** START OF Source records **
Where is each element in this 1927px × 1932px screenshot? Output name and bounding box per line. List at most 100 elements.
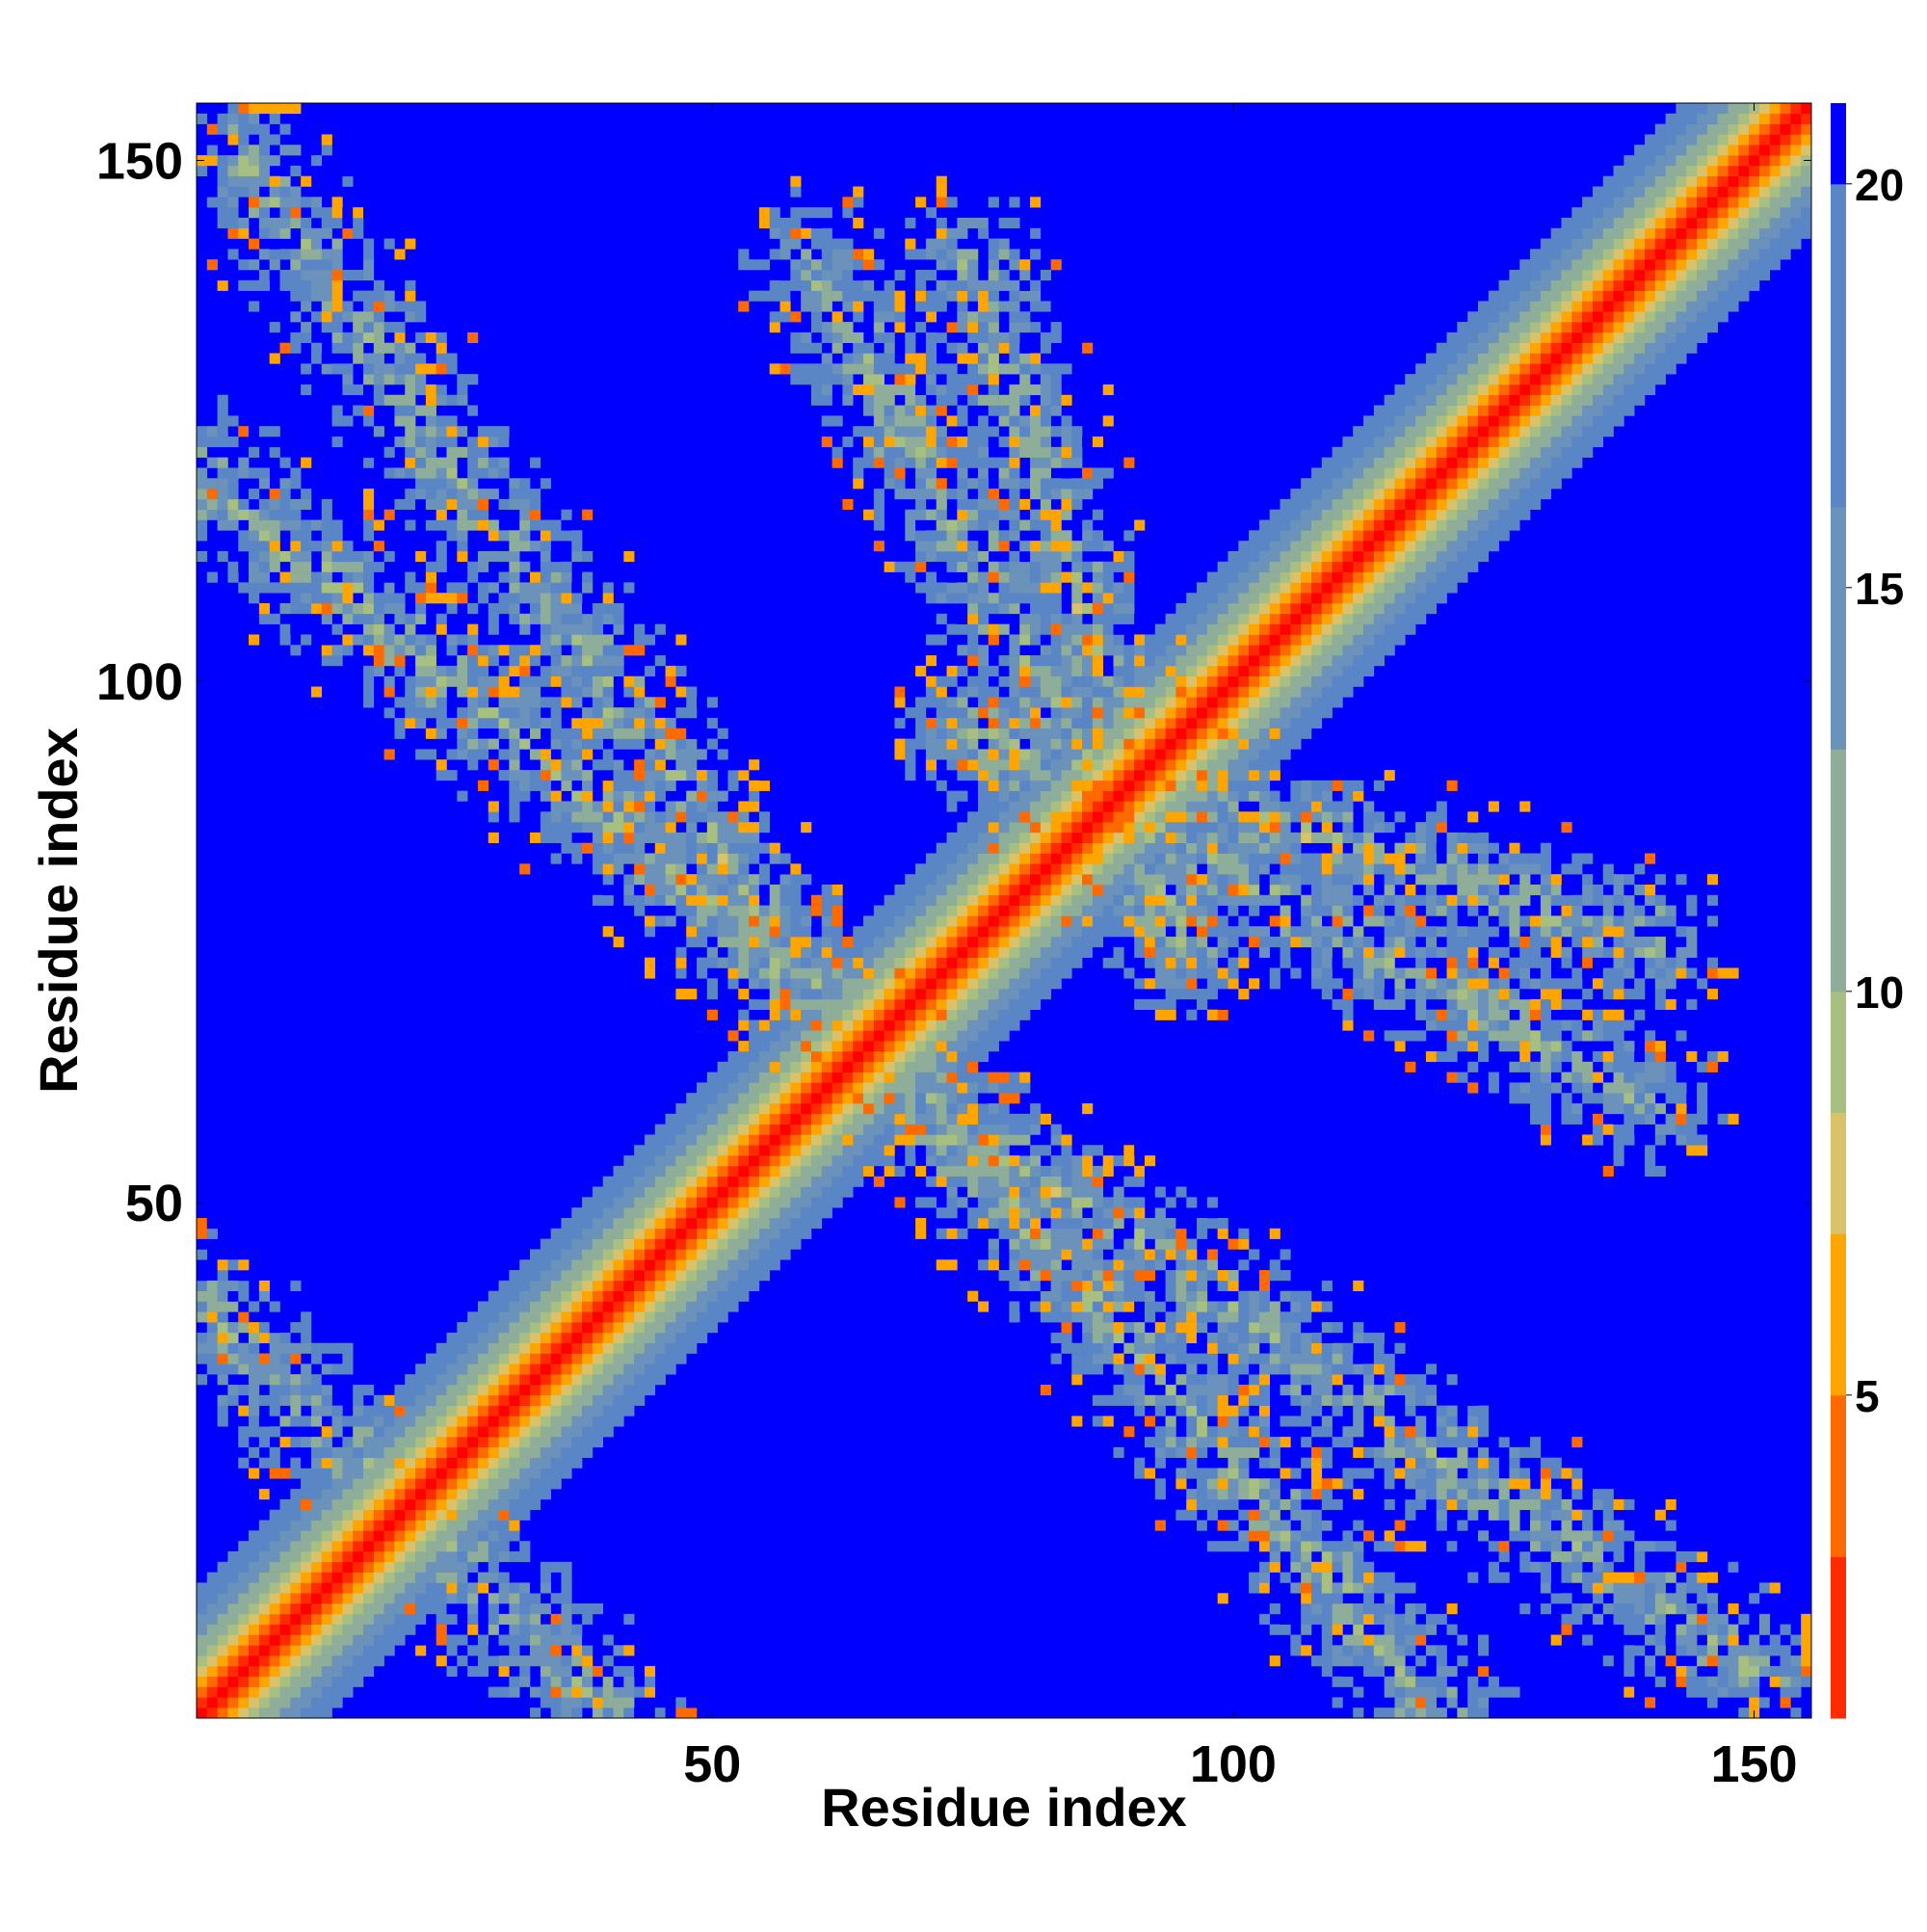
heatmap-cell xyxy=(446,1489,458,1500)
heatmap-cell xyxy=(1123,1322,1135,1334)
heatmap-cell xyxy=(509,541,520,552)
heatmap-cell xyxy=(415,457,427,468)
heatmap-cell xyxy=(675,1707,687,1719)
heatmap-cell xyxy=(258,467,270,479)
heatmap-cell xyxy=(383,238,395,250)
heatmap-cell xyxy=(206,1686,218,1698)
heatmap-cell xyxy=(1706,1593,1718,1604)
heatmap-cell xyxy=(842,1072,854,1083)
heatmap-cell xyxy=(582,509,594,520)
heatmap-cell xyxy=(217,1332,228,1344)
heatmap-cell xyxy=(383,1457,395,1469)
heatmap-cell xyxy=(1405,1603,1416,1615)
heatmap-cell xyxy=(509,561,520,572)
heatmap-cell xyxy=(967,1103,979,1115)
heatmap-cell xyxy=(1165,1322,1176,1334)
heatmap-cell xyxy=(249,197,260,208)
heatmap-cell xyxy=(821,1009,832,1020)
heatmap-cell xyxy=(1405,1457,1416,1469)
heatmap-cell xyxy=(405,707,416,719)
heatmap-cell xyxy=(623,1311,635,1323)
heatmap-cell xyxy=(1332,1541,1343,1552)
heatmap-cell xyxy=(206,1676,218,1687)
heatmap-cell xyxy=(321,1426,332,1438)
heatmap-cell xyxy=(905,1082,916,1094)
heatmap-cell xyxy=(1384,1353,1395,1364)
heatmap-cell xyxy=(1175,1394,1187,1406)
heatmap-cell xyxy=(217,1665,228,1678)
heatmap-cell xyxy=(457,1405,468,1416)
heatmap-cell xyxy=(810,227,823,239)
heatmap-cell xyxy=(279,1603,291,1615)
heatmap-cell xyxy=(279,603,291,615)
heatmap-cell xyxy=(477,519,489,531)
heatmap-cell xyxy=(706,1238,718,1250)
heatmap-cell xyxy=(1436,1665,1447,1678)
heatmap-cell xyxy=(290,186,302,198)
heatmap-cell xyxy=(353,634,364,646)
heatmap-cell xyxy=(561,582,572,594)
heatmap-cell xyxy=(832,1145,843,1156)
heatmap-cell xyxy=(1665,1498,1676,1511)
heatmap-cell xyxy=(1071,1228,1083,1239)
heatmap-cell xyxy=(269,1676,280,1687)
heatmap-cell xyxy=(697,957,708,968)
heatmap-cell xyxy=(894,1197,906,1208)
heatmap-cell xyxy=(197,165,208,176)
heatmap-cell xyxy=(613,665,624,677)
heatmap-cell xyxy=(1488,1498,1499,1511)
heatmap-cell xyxy=(269,175,280,187)
heatmap-cell xyxy=(290,623,302,635)
heatmap-cell xyxy=(206,1645,218,1656)
heatmap-cell xyxy=(749,1103,760,1115)
heatmap-cell xyxy=(654,770,666,781)
heatmap-cell xyxy=(509,1332,520,1344)
heatmap-cell xyxy=(550,665,562,677)
heatmap-cell xyxy=(1061,1238,1072,1250)
heatmap-cell xyxy=(238,1686,250,1698)
heatmap-cell xyxy=(686,853,698,864)
heatmap-cell xyxy=(310,1561,323,1573)
heatmap-cell xyxy=(665,863,676,875)
heatmap-cell xyxy=(1217,1342,1228,1354)
heatmap-cell xyxy=(654,1353,666,1364)
heatmap-cell xyxy=(321,207,332,219)
heatmap-cell xyxy=(394,1582,406,1594)
heatmap-cell xyxy=(1405,1613,1416,1625)
heatmap-cell xyxy=(1290,1374,1302,1386)
heatmap-cell xyxy=(258,561,270,572)
heatmap-cell xyxy=(1040,1280,1051,1291)
heatmap-cell xyxy=(769,322,780,333)
heatmap-cell xyxy=(258,541,270,552)
heatmap-cell xyxy=(582,665,594,677)
heatmap-cell xyxy=(550,1645,562,1656)
heatmap-cell xyxy=(967,1217,979,1230)
heatmap-cell xyxy=(1644,1613,1656,1625)
heatmap-cell xyxy=(383,634,395,646)
heatmap-cell xyxy=(488,1561,499,1573)
heatmap-cell xyxy=(717,1197,728,1208)
heatmap-cell xyxy=(1384,1457,1395,1469)
heatmap-cell xyxy=(1498,1541,1510,1552)
heatmap-cell xyxy=(488,1416,499,1427)
heatmap-cell xyxy=(540,665,551,677)
heatmap-cell xyxy=(654,884,666,896)
heatmap-cell xyxy=(331,405,343,416)
heatmap-cell xyxy=(1530,1489,1542,1500)
heatmap-cell xyxy=(675,853,687,864)
heatmap-cell xyxy=(269,353,280,364)
heatmap-cell xyxy=(717,863,728,875)
heatmap-cell xyxy=(1301,1572,1312,1583)
heatmap-cell xyxy=(258,1332,270,1344)
heatmap-cell xyxy=(727,1124,739,1135)
heatmap-cell xyxy=(863,1134,875,1146)
heatmap-cell xyxy=(998,1093,1010,1104)
heatmap-cell xyxy=(738,926,750,938)
heatmap-cell xyxy=(623,1374,635,1386)
heatmap-cell xyxy=(613,1238,624,1250)
heatmap-cell xyxy=(477,686,489,698)
heatmap-cell xyxy=(727,1217,739,1230)
heatmap-cell xyxy=(363,1446,375,1458)
heatmap-cell xyxy=(1249,1446,1260,1458)
heatmap-cell xyxy=(571,790,583,802)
** END OF Source records **
* Brief *
Retype the data above unchanged, from the line with "heatmap-cell xyxy=(446,1489,458,1500)" up to and including the line with "heatmap-cell xyxy=(217,1665,228,1678)".

* Solution *
heatmap-cell xyxy=(446,1489,458,1500)
heatmap-cell xyxy=(1123,1322,1135,1334)
heatmap-cell xyxy=(509,541,520,552)
heatmap-cell xyxy=(415,457,427,468)
heatmap-cell xyxy=(675,1707,687,1719)
heatmap-cell xyxy=(258,467,270,479)
heatmap-cell xyxy=(383,238,395,250)
heatmap-cell xyxy=(206,1686,218,1698)
heatmap-cell xyxy=(1706,1593,1718,1604)
heatmap-cell xyxy=(842,1072,854,1083)
heatmap-cell xyxy=(582,509,594,520)
heatmap-cell xyxy=(217,1332,228,1344)
heatmap-cell xyxy=(383,1457,395,1469)
heatmap-cell xyxy=(1405,1603,1416,1615)
heatmap-cell xyxy=(509,561,520,572)
heatmap-cell xyxy=(967,1103,979,1115)
heatmap-cell xyxy=(1165,1322,1176,1334)
heatmap-cell xyxy=(249,197,260,208)
heatmap-cell xyxy=(821,1009,832,1020)
heatmap-cell xyxy=(1405,1457,1416,1469)
heatmap-cell xyxy=(405,707,416,719)
heatmap-cell xyxy=(623,1311,635,1323)
heatmap-cell xyxy=(1332,1541,1343,1552)
heatmap-cell xyxy=(206,1676,218,1687)
heatmap-cell xyxy=(321,1426,332,1438)
heatmap-cell xyxy=(905,1082,916,1094)
heatmap-cell xyxy=(1384,1353,1395,1364)
heatmap-cell xyxy=(1175,1394,1187,1406)
heatmap-cell xyxy=(217,1665,228,1678)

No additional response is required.